**Written request**:
Copy out the material below in full, but not its images.

Records
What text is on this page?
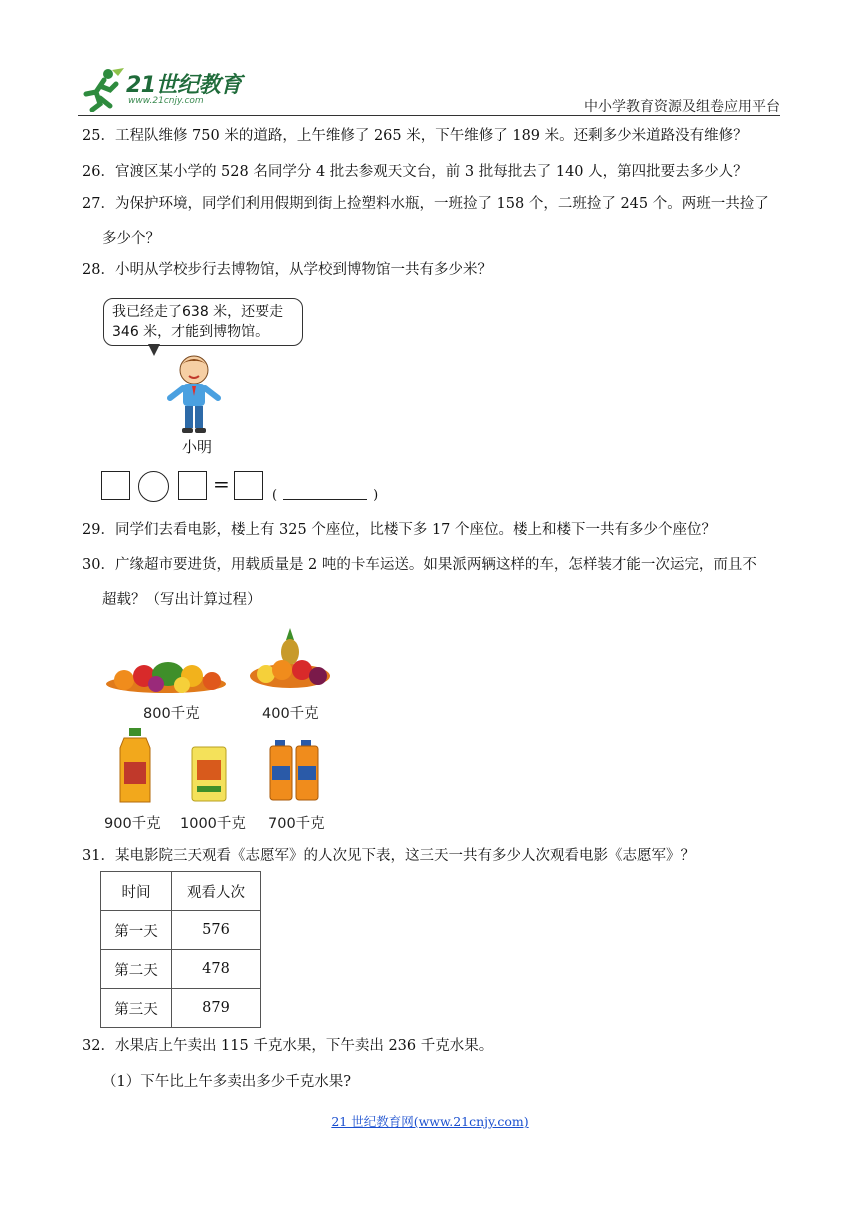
21世纪教育
www.21cnjy.com	中小学教育资源及组卷应用平台
25．工程队维修 750 米的道路，上午维修了 265 米，下午维修了 189 米。还剩多少米道路没有维修？
26．官渡区某小学的 528 名同学分 4 批去参观天文台，前 3 批每批去了 140 人，第四批要去多少人？
27．为保护环境，同学们利用假期到街上捡塑料水瓶，一班捡了 158 个，二班捡了 245 个。两班一共捡了
多少个？
28．小明从学校步行去博物馆，从学校到博物馆一共有多少米？
我已经走了638 米，还要走
346 米，才能到博物馆。
小明
=	(	)
29．同学们去看电影，楼上有 325 个座位，比楼下多 17 个座位。楼上和楼下一共有多少个座位？
30．广缘超市要进货，用载质量是 2 吨的卡车运送。如果派两辆这样的车，怎样装才能一次运完，而且不
超载？（写出计算过程）
800千克	400千克
900千克 1000千克 700千克
31．某电影院三天观看《志愿军》的人次见下表，这三天一共有多少人次观看电影《志愿军》？
时间	观看人次
第一天	576
第二天	478
第三天	879
32．水果店上午卖出 115 千克水果，下午卖出 236 千克水果。
（1）下午比上午多卖出多少千克水果?
21 世纪教育网(www.21cnjy.com)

**Full answer**:
What text is on this page?
21世纪教育
www.21cnjy.com	中小学教育资源及组卷应用平台
25．工程队维修 750 米的道路，上午维修了 265 米，下午维修了 189 米。还剩多少米道路没有维修？
26．官渡区某小学的 528 名同学分 4 批去参观天文台，前 3 批每批去了 140 人，第四批要去多少人？
27．为保护环境，同学们利用假期到街上捡塑料水瓶，一班捡了 158 个，二班捡了 245 个。两班一共捡了
多少个？
28．小明从学校步行去博物馆，从学校到博物馆一共有多少米？
我已经走了638 米，还要走
346 米，才能到博物馆。
小明
=	(	)
29．同学们去看电影，楼上有 325 个座位，比楼下多 17 个座位。楼上和楼下一共有多少个座位？
30．广缘超市要进货，用载质量是 2 吨的卡车运送。如果派两辆这样的车，怎样装才能一次运完，而且不
超载？（写出计算过程）
800千克	400千克
900千克 1000千克 700千克
31．某电影院三天观看《志愿军》的人次见下表，这三天一共有多少人次观看电影《志愿军》？
时间	观看人次
第一天	576
第二天	478
第三天	879
32．水果店上午卖出 115 千克水果，下午卖出 236 千克水果。
（1）下午比上午多卖出多少千克水果?
21 世纪教育网(www.21cnjy.com)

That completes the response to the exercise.